SUPPLIED DATA:

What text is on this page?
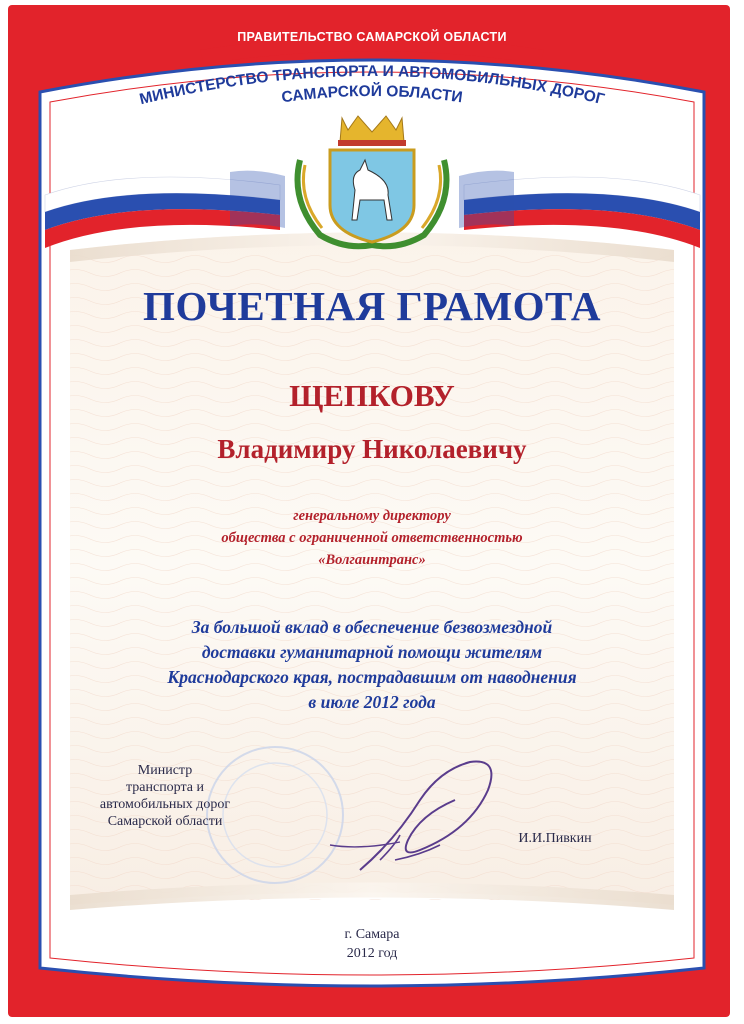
ПРАВИТЕЛЬСТВО САМАРСКОЙ ОБЛАСТИ
МИНИСТЕРСТВО ТРАНСПОРТА И АВТОМОБИЛЬНЫХ ДОРОГ
САМАРСКОЙ ОБЛАСТИ
ПОЧЕТНАЯ ГРАМОТА
ЩЕПКОВУ
Владимиру Николаевичу
генеральному директору
общества с ограниченной ответственностью
«Волгаинтранс»
За большой вклад в обеспечение безвозмездной
доставки гуманитарной помощи жителям
Краснодарского края, пострадавшим от наводнения
в июле 2012 года
Министр
транспорта и
автомобильных дорог
Самарской области
И.И.Пивкин
г. Самара
2012 год
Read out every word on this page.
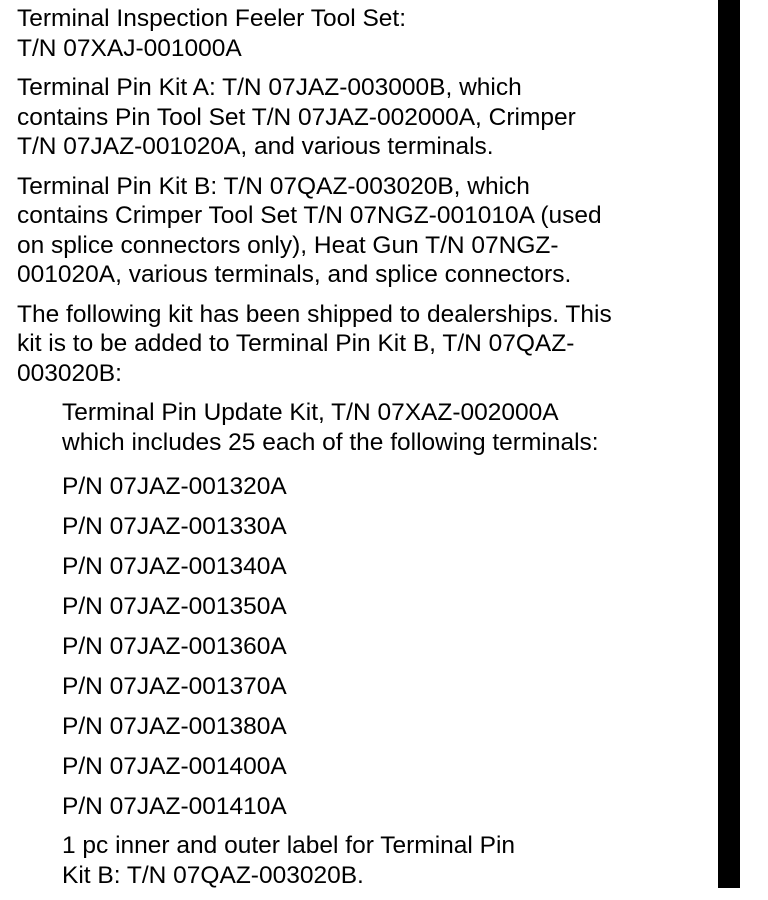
Terminal Inspection Feeler Tool Set:
T/N 07XAJ-001000A

Terminal Pin Kit A: T/N 07JAZ-003000B, which
contains Pin Tool Set T/N 07JAZ-002000A, Crimper
T/N 07JAZ-001020A, and various terminals.

Terminal Pin Kit B: T/N 07QAZ-003020B, which
contains Crimper Tool Set T/N 07NGZ-001010A (used
on splice connectors only), Heat Gun T/N 07NGZ-
001020A, various terminals, and splice connectors.

The following kit has been shipped to dealerships. This
kit is to be added to Terminal Pin Kit B, T/N 07QAZ-
003020B:

Terminal Pin Update Kit, T/N 07XAZ-002000A
which includes 25 each of the following terminals:

P/N 07JAZ-001320A

P/N 07JAZ-001330A

P/N 07JAZ-001340A

P/N 07JAZ-001350A

P/N 07JAZ-001360A

P/N 07JAZ-001370A

P/N 07JAZ-001380A

P/N 07JAZ-001400A

P/N 07JAZ-001410A

1 pc inner and outer label for Terminal Pin
Kit B: T/N 07QAZ-003020B.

EXERCISE GOAL:
Copy exactly the lines from the line containing "Read out every word on this page." through the last line of the records, both included, and omit every picture.

EXERCISE RESPONSE:
Read out every word on this page.
Terminal Inspection Feeler Tool Set:
T/N 07XAJ-001000A

Terminal Pin Kit A: T/N 07JAZ-003000B, which
contains Pin Tool Set T/N 07JAZ-002000A, Crimper
T/N 07JAZ-001020A, and various terminals.

Terminal Pin Kit B: T/N 07QAZ-003020B, which
contains Crimper Tool Set T/N 07NGZ-001010A (used
on splice connectors only), Heat Gun T/N 07NGZ-
001020A, various terminals, and splice connectors.

The following kit has been shipped to dealerships. This
kit is to be added to Terminal Pin Kit B, T/N 07QAZ-
003020B:

Terminal Pin Update Kit, T/N 07XAZ-002000A
which includes 25 each of the following terminals:

P/N 07JAZ-001320A

P/N 07JAZ-001330A

P/N 07JAZ-001340A

P/N 07JAZ-001350A

P/N 07JAZ-001360A

P/N 07JAZ-001370A

P/N 07JAZ-001380A

P/N 07JAZ-001400A

P/N 07JAZ-001410A

1 pc inner and outer label for Terminal Pin
Kit B: T/N 07QAZ-003020B.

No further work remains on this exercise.